>> start Given records

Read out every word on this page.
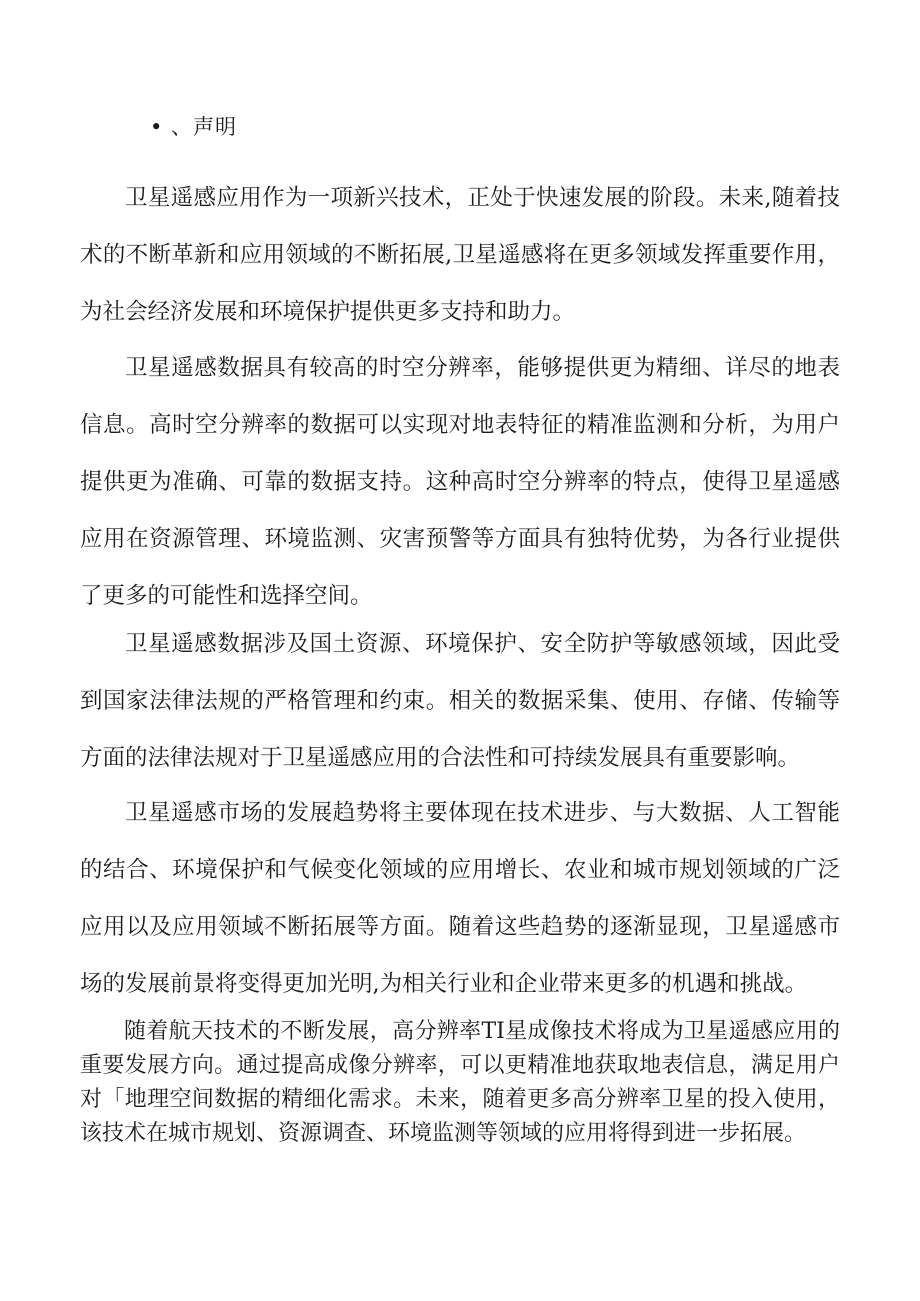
• 、声明

卫星遥感应用作为一项新兴技术，正处于快速发展的阶段。未来,随着技术的不断革新和应用领域的不断拓展,卫星遥感将在更多领域发挥重要作用，为社会经济发展和环境保护提供更多支持和助力。

卫星遥感数据具有较高的时空分辨率，能够提供更为精细、详尽的地表信息。高时空分辨率的数据可以实现对地表特征的精准监测和分析，为用户提供更为准确、可靠的数据支持。这种高时空分辨率的特点，使得卫星遥感应用在资源管理、环境监测、灾害预警等方面具有独特优势，为各行业提供了更多的可能性和选择空间。

卫星遥感数据涉及国土资源、环境保护、安全防护等敏感领域，因此受到国家法律法规的严格管理和约束。相关的数据采集、使用、存储、传输等方面的法律法规对于卫星遥感应用的合法性和可持续发展具有重要影响。

卫星遥感市场的发展趋势将主要体现在技术进步、与大数据、人工智能的结合、环境保护和气候变化领域的应用增长、农业和城市规划领域的广泛应用以及应用领域不断拓展等方面。随着这些趋势的逐渐显现，卫星遥感市场的发展前景将变得更加光明,为相关行业和企业带来更多的机遇和挑战。

随着航天技术的不断发展，高分辨率TI星成像技术将成为卫星遥感应用的重要发展方向。通过提高成像分辨率，可以更精准地获取地表信息，满足用户对「地理空间数据的精细化需求。未来，随着更多高分辨率卫星的投入使用，该技术在城市规划、资源调查、环境监测等领域的应用将得到进一步拓展。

>> end Given records

= Instruction =
Repeat each entry exactly as it appears; skip any picture.

= Final answer =
Read out every word on this page.
• 、声明

卫星遥感应用作为一项新兴技术，正处于快速发展的阶段。未来,随着技术的不断革新和应用领域的不断拓展,卫星遥感将在更多领域发挥重要作用，为社会经济发展和环境保护提供更多支持和助力。

卫星遥感数据具有较高的时空分辨率，能够提供更为精细、详尽的地表信息。高时空分辨率的数据可以实现对地表特征的精准监测和分析，为用户提供更为准确、可靠的数据支持。这种高时空分辨率的特点，使得卫星遥感应用在资源管理、环境监测、灾害预警等方面具有独特优势，为各行业提供了更多的可能性和选择空间。

卫星遥感数据涉及国土资源、环境保护、安全防护等敏感领域，因此受到国家法律法规的严格管理和约束。相关的数据采集、使用、存储、传输等方面的法律法规对于卫星遥感应用的合法性和可持续发展具有重要影响。

卫星遥感市场的发展趋势将主要体现在技术进步、与大数据、人工智能的结合、环境保护和气候变化领域的应用增长、农业和城市规划领域的广泛应用以及应用领域不断拓展等方面。随着这些趋势的逐渐显现，卫星遥感市场的发展前景将变得更加光明,为相关行业和企业带来更多的机遇和挑战。

随着航天技术的不断发展，高分辨率TI星成像技术将成为卫星遥感应用的重要发展方向。通过提高成像分辨率，可以更精准地获取地表信息，满足用户对「地理空间数据的精细化需求。未来，随着更多高分辨率卫星的投入使用，该技术在城市规划、资源调查、环境监测等领域的应用将得到进一步拓展。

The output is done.